Required task: Write the records out again, keeping each line exactly as it is.

Data provided:
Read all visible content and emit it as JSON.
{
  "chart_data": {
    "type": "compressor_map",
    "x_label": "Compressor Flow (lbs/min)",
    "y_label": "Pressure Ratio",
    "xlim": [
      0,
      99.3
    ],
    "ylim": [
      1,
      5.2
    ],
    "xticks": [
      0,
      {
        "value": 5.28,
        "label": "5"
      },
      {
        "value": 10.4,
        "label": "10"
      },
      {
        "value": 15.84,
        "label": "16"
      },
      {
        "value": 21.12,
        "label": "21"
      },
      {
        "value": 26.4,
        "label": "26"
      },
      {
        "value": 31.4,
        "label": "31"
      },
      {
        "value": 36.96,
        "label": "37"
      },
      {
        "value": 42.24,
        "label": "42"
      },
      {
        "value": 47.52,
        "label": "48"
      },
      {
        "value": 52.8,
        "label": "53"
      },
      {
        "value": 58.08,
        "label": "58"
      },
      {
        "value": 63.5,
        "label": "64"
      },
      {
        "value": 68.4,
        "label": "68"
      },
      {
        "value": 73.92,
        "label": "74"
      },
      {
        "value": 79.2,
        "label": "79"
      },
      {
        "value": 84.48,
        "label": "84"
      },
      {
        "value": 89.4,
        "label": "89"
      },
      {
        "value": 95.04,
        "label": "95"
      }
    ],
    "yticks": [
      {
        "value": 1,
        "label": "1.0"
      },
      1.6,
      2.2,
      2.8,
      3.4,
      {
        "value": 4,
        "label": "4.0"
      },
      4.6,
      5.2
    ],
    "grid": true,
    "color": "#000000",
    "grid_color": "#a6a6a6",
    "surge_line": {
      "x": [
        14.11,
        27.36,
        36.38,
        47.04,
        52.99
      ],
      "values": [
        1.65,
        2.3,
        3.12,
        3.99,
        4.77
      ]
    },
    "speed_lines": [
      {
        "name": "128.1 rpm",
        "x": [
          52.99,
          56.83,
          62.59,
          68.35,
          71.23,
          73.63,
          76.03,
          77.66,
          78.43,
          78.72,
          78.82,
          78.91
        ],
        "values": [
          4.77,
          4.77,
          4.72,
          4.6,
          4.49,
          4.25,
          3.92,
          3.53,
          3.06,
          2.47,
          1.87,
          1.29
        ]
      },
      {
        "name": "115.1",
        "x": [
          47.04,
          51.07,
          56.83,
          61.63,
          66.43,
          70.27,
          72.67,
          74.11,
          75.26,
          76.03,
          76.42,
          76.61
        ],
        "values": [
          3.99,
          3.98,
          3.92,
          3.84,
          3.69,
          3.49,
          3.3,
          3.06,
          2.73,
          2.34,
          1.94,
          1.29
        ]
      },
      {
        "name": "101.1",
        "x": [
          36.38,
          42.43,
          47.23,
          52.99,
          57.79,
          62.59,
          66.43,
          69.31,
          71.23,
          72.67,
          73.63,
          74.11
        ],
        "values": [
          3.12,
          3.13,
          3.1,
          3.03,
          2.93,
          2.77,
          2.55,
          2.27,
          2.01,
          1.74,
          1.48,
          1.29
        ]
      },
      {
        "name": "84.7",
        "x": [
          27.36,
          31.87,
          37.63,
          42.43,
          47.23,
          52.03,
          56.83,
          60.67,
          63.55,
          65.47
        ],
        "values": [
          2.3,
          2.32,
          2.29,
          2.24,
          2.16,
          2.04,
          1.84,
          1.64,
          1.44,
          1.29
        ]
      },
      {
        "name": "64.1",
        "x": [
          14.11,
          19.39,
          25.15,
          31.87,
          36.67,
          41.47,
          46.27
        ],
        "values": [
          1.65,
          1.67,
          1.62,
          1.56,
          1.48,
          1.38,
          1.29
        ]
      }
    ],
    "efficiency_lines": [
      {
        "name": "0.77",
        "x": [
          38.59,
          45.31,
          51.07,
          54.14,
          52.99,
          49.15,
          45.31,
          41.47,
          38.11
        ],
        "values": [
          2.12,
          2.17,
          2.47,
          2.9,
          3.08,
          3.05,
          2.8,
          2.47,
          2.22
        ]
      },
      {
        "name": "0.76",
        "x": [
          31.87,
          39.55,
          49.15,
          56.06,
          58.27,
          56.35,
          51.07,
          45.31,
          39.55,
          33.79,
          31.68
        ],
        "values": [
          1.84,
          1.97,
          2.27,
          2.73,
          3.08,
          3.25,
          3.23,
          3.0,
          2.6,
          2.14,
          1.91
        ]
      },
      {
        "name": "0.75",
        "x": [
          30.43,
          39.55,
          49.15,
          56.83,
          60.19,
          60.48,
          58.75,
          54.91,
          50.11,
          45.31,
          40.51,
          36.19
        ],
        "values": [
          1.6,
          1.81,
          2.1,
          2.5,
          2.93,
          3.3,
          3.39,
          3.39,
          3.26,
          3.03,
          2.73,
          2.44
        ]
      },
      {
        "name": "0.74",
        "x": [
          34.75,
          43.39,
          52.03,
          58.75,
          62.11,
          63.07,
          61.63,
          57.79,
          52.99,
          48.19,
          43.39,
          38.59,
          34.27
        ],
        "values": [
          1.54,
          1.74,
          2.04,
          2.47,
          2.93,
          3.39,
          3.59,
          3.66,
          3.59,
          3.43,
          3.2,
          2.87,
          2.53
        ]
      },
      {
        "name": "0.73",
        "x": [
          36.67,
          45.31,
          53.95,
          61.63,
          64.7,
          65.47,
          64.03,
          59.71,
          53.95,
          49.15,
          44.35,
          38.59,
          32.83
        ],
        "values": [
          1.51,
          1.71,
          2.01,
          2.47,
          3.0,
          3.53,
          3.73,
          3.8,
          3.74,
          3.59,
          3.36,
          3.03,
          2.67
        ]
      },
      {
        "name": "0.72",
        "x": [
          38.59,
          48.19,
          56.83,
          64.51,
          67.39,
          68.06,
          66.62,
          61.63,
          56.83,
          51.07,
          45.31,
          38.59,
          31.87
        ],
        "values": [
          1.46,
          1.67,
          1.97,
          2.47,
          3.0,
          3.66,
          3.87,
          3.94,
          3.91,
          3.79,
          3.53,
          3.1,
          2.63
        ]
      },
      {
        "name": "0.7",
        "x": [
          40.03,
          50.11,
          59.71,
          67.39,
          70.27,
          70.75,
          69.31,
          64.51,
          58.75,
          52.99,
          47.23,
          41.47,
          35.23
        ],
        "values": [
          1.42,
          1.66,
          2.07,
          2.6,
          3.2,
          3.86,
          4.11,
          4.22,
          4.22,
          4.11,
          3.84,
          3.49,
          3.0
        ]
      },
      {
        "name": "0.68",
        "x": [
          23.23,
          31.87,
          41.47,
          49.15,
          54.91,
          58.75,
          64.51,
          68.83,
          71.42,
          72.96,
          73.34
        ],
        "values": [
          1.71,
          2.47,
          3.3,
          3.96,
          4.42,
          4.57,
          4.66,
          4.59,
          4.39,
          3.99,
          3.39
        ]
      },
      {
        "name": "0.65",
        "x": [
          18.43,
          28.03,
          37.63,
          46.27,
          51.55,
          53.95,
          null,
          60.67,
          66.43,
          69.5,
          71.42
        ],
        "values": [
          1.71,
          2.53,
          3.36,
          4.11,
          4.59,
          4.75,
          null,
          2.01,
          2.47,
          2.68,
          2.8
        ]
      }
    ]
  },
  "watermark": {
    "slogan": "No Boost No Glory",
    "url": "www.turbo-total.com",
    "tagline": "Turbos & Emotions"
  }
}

Full output:
Read all visible content and emit it as JSON.
{
  "chart_data": {
    "type": "compressor_map",
    "x_label": "Compressor Flow (lbs/min)",
    "y_label": "Pressure Ratio",
    "xlim": [
      0,
      99.3
    ],
    "ylim": [
      1,
      5.2
    ],
    "xticks": [
      0,
      {
        "value": 5.28,
        "label": "5"
      },
      {
        "value": 10.4,
        "label": "10"
      },
      {
        "value": 15.84,
        "label": "16"
      },
      {
        "value": 21.12,
        "label": "21"
      },
      {
        "value": 26.4,
        "label": "26"
      },
      {
        "value": 31.4,
        "label": "31"
      },
      {
        "value": 36.96,
        "label": "37"
      },
      {
        "value": 42.24,
        "label": "42"
      },
      {
        "value": 47.52,
        "label": "48"
      },
      {
        "value": 52.8,
        "label": "53"
      },
      {
        "value": 58.08,
        "label": "58"
      },
      {
        "value": 63.5,
        "label": "64"
      },
      {
        "value": 68.4,
        "label": "68"
      },
      {
        "value": 73.92,
        "label": "74"
      },
      {
        "value": 79.2,
        "label": "79"
      },
      {
        "value": 84.48,
        "label": "84"
      },
      {
        "value": 89.4,
        "label": "89"
      },
      {
        "value": 95.04,
        "label": "95"
      }
    ],
    "yticks": [
      {
        "value": 1,
        "label": "1.0"
      },
      1.6,
      2.2,
      2.8,
      3.4,
      {
        "value": 4,
        "label": "4.0"
      },
      4.6,
      5.2
    ],
    "grid": true,
    "color": "#000000",
    "grid_color": "#a6a6a6",
    "surge_line": {
      "x": [
        14.11,
        27.36,
        36.38,
        47.04,
        52.99
      ],
      "values": [
        1.65,
        2.3,
        3.12,
        3.99,
        4.77
      ]
    },
    "speed_lines": [
      {
        "name": "128.1 rpm",
        "x": [
          52.99,
          56.83,
          62.59,
          68.35,
          71.23,
          73.63,
          76.03,
          77.66,
          78.43,
          78.72,
          78.82,
          78.91
        ],
        "values": [
          4.77,
          4.77,
          4.72,
          4.6,
          4.49,
          4.25,
          3.92,
          3.53,
          3.06,
          2.47,
          1.87,
          1.29
        ]
      },
      {
        "name": "115.1",
        "x": [
          47.04,
          51.07,
          56.83,
          61.63,
          66.43,
          70.27,
          72.67,
          74.11,
          75.26,
          76.03,
          76.42,
          76.61
        ],
        "values": [
          3.99,
          3.98,
          3.92,
          3.84,
          3.69,
          3.49,
          3.3,
          3.06,
          2.73,
          2.34,
          1.94,
          1.29
        ]
      },
      {
        "name": "101.1",
        "x": [
          36.38,
          42.43,
          47.23,
          52.99,
          57.79,
          62.59,
          66.43,
          69.31,
          71.23,
          72.67,
          73.63,
          74.11
        ],
        "values": [
          3.12,
          3.13,
          3.1,
          3.03,
          2.93,
          2.77,
          2.55,
          2.27,
          2.01,
          1.74,
          1.48,
          1.29
        ]
      },
      {
        "name": "84.7",
        "x": [
          27.36,
          31.87,
          37.63,
          42.43,
          47.23,
          52.03,
          56.83,
          60.67,
          63.55,
          65.47
        ],
        "values": [
          2.3,
          2.32,
          2.29,
          2.24,
          2.16,
          2.04,
          1.84,
          1.64,
          1.44,
          1.29
        ]
      },
      {
        "name": "64.1",
        "x": [
          14.11,
          19.39,
          25.15,
          31.87,
          36.67,
          41.47,
          46.27
        ],
        "values": [
          1.65,
          1.67,
          1.62,
          1.56,
          1.48,
          1.38,
          1.29
        ]
      }
    ],
    "efficiency_lines": [
      {
        "name": "0.77",
        "x": [
          38.59,
          45.31,
          51.07,
          54.14,
          52.99,
          49.15,
          45.31,
          41.47,
          38.11
        ],
        "values": [
          2.12,
          2.17,
          2.47,
          2.9,
          3.08,
          3.05,
          2.8,
          2.47,
          2.22
        ]
      },
      {
        "name": "0.76",
        "x": [
          31.87,
          39.55,
          49.15,
          56.06,
          58.27,
          56.35,
          51.07,
          45.31,
          39.55,
          33.79,
          31.68
        ],
        "values": [
          1.84,
          1.97,
          2.27,
          2.73,
          3.08,
          3.25,
          3.23,
          3.0,
          2.6,
          2.14,
          1.91
        ]
      },
      {
        "name": "0.75",
        "x": [
          30.43,
          39.55,
          49.15,
          56.83,
          60.19,
          60.48,
          58.75,
          54.91,
          50.11,
          45.31,
          40.51,
          36.19
        ],
        "values": [
          1.6,
          1.81,
          2.1,
          2.5,
          2.93,
          3.3,
          3.39,
          3.39,
          3.26,
          3.03,
          2.73,
          2.44
        ]
      },
      {
        "name": "0.74",
        "x": [
          34.75,
          43.39,
          52.03,
          58.75,
          62.11,
          63.07,
          61.63,
          57.79,
          52.99,
          48.19,
          43.39,
          38.59,
          34.27
        ],
        "values": [
          1.54,
          1.74,
          2.04,
          2.47,
          2.93,
          3.39,
          3.59,
          3.66,
          3.59,
          3.43,
          3.2,
          2.87,
          2.53
        ]
      },
      {
        "name": "0.73",
        "x": [
          36.67,
          45.31,
          53.95,
          61.63,
          64.7,
          65.47,
          64.03,
          59.71,
          53.95,
          49.15,
          44.35,
          38.59,
          32.83
        ],
        "values": [
          1.51,
          1.71,
          2.01,
          2.47,
          3.0,
          3.53,
          3.73,
          3.8,
          3.74,
          3.59,
          3.36,
          3.03,
          2.67
        ]
      },
      {
        "name": "0.72",
        "x": [
          38.59,
          48.19,
          56.83,
          64.51,
          67.39,
          68.06,
          66.62,
          61.63,
          56.83,
          51.07,
          45.31,
          38.59,
          31.87
        ],
        "values": [
          1.46,
          1.67,
          1.97,
          2.47,
          3.0,
          3.66,
          3.87,
          3.94,
          3.91,
          3.79,
          3.53,
          3.1,
          2.63
        ]
      },
      {
        "name": "0.7",
        "x": [
          40.03,
          50.11,
          59.71,
          67.39,
          70.27,
          70.75,
          69.31,
          64.51,
          58.75,
          52.99,
          47.23,
          41.47,
          35.23
        ],
        "values": [
          1.42,
          1.66,
          2.07,
          2.6,
          3.2,
          3.86,
          4.11,
          4.22,
          4.22,
          4.11,
          3.84,
          3.49,
          3.0
        ]
      },
      {
        "name": "0.68",
        "x": [
          23.23,
          31.87,
          41.47,
          49.15,
          54.91,
          58.75,
          64.51,
          68.83,
          71.42,
          72.96,
          73.34
        ],
        "values": [
          1.71,
          2.47,
          3.3,
          3.96,
          4.42,
          4.57,
          4.66,
          4.59,
          4.39,
          3.99,
          3.39
        ]
      },
      {
        "name": "0.65",
        "x": [
          18.43,
          28.03,
          37.63,
          46.27,
          51.55,
          53.95,
          null,
          60.67,
          66.43,
          69.5,
          71.42
        ],
        "values": [
          1.71,
          2.53,
          3.36,
          4.11,
          4.59,
          4.75,
          null,
          2.01,
          2.47,
          2.68,
          2.8
        ]
      }
    ]
  },
  "watermark": {
    "slogan": "No Boost No Glory",
    "url": "www.turbo-total.com",
    "tagline": "Turbos & Emotions"
  }
}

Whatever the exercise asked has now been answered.